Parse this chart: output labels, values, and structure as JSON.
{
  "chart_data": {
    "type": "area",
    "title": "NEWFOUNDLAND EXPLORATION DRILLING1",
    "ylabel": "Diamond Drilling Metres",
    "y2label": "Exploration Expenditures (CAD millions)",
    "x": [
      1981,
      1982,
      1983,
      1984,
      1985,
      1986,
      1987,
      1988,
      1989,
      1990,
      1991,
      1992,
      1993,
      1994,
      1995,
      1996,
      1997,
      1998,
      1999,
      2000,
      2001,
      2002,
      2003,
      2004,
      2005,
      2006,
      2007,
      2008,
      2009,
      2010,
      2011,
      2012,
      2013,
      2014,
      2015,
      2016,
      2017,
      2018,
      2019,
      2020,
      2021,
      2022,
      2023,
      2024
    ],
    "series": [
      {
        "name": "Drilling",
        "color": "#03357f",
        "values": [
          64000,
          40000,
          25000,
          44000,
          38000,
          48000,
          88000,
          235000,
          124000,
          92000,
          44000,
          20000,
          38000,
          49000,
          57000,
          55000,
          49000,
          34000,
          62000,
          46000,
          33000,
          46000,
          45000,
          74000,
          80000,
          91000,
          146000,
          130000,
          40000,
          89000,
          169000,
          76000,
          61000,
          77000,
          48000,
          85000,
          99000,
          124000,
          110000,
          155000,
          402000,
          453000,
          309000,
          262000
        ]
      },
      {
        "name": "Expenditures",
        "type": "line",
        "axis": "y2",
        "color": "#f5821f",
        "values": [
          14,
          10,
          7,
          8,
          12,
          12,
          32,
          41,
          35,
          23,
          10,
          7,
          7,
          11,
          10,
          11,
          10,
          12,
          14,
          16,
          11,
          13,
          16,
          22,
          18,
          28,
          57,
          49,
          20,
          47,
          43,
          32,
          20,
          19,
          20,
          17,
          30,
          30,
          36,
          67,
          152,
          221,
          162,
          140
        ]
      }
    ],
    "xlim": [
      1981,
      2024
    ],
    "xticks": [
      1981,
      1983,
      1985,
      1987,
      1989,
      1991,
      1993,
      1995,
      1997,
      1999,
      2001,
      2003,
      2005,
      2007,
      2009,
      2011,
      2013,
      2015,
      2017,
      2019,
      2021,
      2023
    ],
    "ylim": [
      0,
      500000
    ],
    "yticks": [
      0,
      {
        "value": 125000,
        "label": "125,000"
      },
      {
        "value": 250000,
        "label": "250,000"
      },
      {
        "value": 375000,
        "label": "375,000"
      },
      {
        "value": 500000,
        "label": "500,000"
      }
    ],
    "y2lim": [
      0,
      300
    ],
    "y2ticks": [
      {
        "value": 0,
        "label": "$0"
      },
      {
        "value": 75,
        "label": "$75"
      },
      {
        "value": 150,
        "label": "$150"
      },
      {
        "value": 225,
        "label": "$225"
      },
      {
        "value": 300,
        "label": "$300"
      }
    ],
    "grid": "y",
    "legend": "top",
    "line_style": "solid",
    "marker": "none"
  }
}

_EXERCISE_.
Return each line that includes "Expenditures".

_SOLUTION TO THE PROBLEM_.
    "y2label": "Exploration Expenditures (CAD millions)",
        "name": "Expenditures",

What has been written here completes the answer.